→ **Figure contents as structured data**
-- -- --

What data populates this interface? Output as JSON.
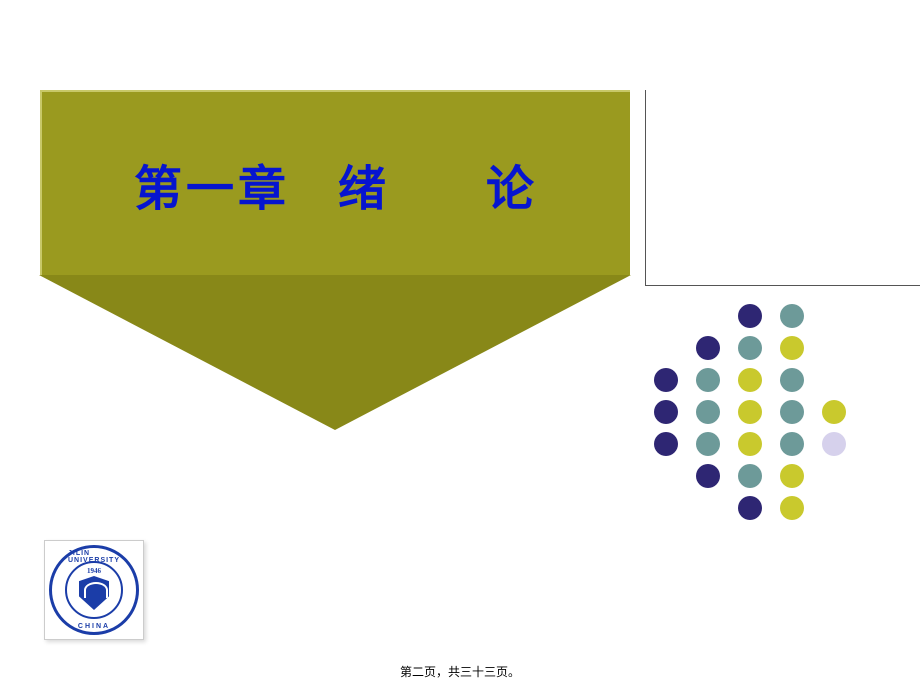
{
  "title": "第一章   绪      论",
  "banner": {
    "background_rect": "#9a9a1f",
    "background_triangle": "#888818",
    "highlight_edge": "#c8c868",
    "title_color": "#0615cf",
    "title_fontsize": 48
  },
  "dividers": {
    "color": "#555555"
  },
  "dots": {
    "colors": {
      "navy": "#2e2673",
      "teal": "#6d9a99",
      "olive": "#c9c92d",
      "lilac": "#d6d1ec"
    },
    "grid": [
      [
        "",
        "",
        "navy",
        "teal",
        ""
      ],
      [
        "",
        "navy",
        "teal",
        "olive",
        ""
      ],
      [
        "navy",
        "teal",
        "olive",
        "teal",
        ""
      ],
      [
        "navy",
        "teal",
        "olive",
        "teal",
        "olive"
      ],
      [
        "navy",
        "teal",
        "olive",
        "teal",
        "lilac"
      ],
      [
        "",
        "navy",
        "teal",
        "olive",
        ""
      ],
      [
        "",
        "",
        "navy",
        "olive",
        ""
      ]
    ]
  },
  "logo": {
    "university_en": "JILIN UNIVERSITY",
    "country": "CHINA",
    "year": "1946",
    "color": "#1b3da8"
  },
  "footer": "第二页，共三十三页。"
}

-- -- --

→ **JOB**
Print each line of the material above exactly, with the pictures removed from your copy.

→ **OUTPUT**
What data populates this interface? Output as JSON.
{
  "title": "第一章   绪      论",
  "banner": {
    "background_rect": "#9a9a1f",
    "background_triangle": "#888818",
    "highlight_edge": "#c8c868",
    "title_color": "#0615cf",
    "title_fontsize": 48
  },
  "dividers": {
    "color": "#555555"
  },
  "dots": {
    "colors": {
      "navy": "#2e2673",
      "teal": "#6d9a99",
      "olive": "#c9c92d",
      "lilac": "#d6d1ec"
    },
    "grid": [
      [
        "",
        "",
        "navy",
        "teal",
        ""
      ],
      [
        "",
        "navy",
        "teal",
        "olive",
        ""
      ],
      [
        "navy",
        "teal",
        "olive",
        "teal",
        ""
      ],
      [
        "navy",
        "teal",
        "olive",
        "teal",
        "olive"
      ],
      [
        "navy",
        "teal",
        "olive",
        "teal",
        "lilac"
      ],
      [
        "",
        "navy",
        "teal",
        "olive",
        ""
      ],
      [
        "",
        "",
        "navy",
        "olive",
        ""
      ]
    ]
  },
  "logo": {
    "university_en": "JILIN UNIVERSITY",
    "country": "CHINA",
    "year": "1946",
    "color": "#1b3da8"
  },
  "footer": "第二页，共三十三页。"
}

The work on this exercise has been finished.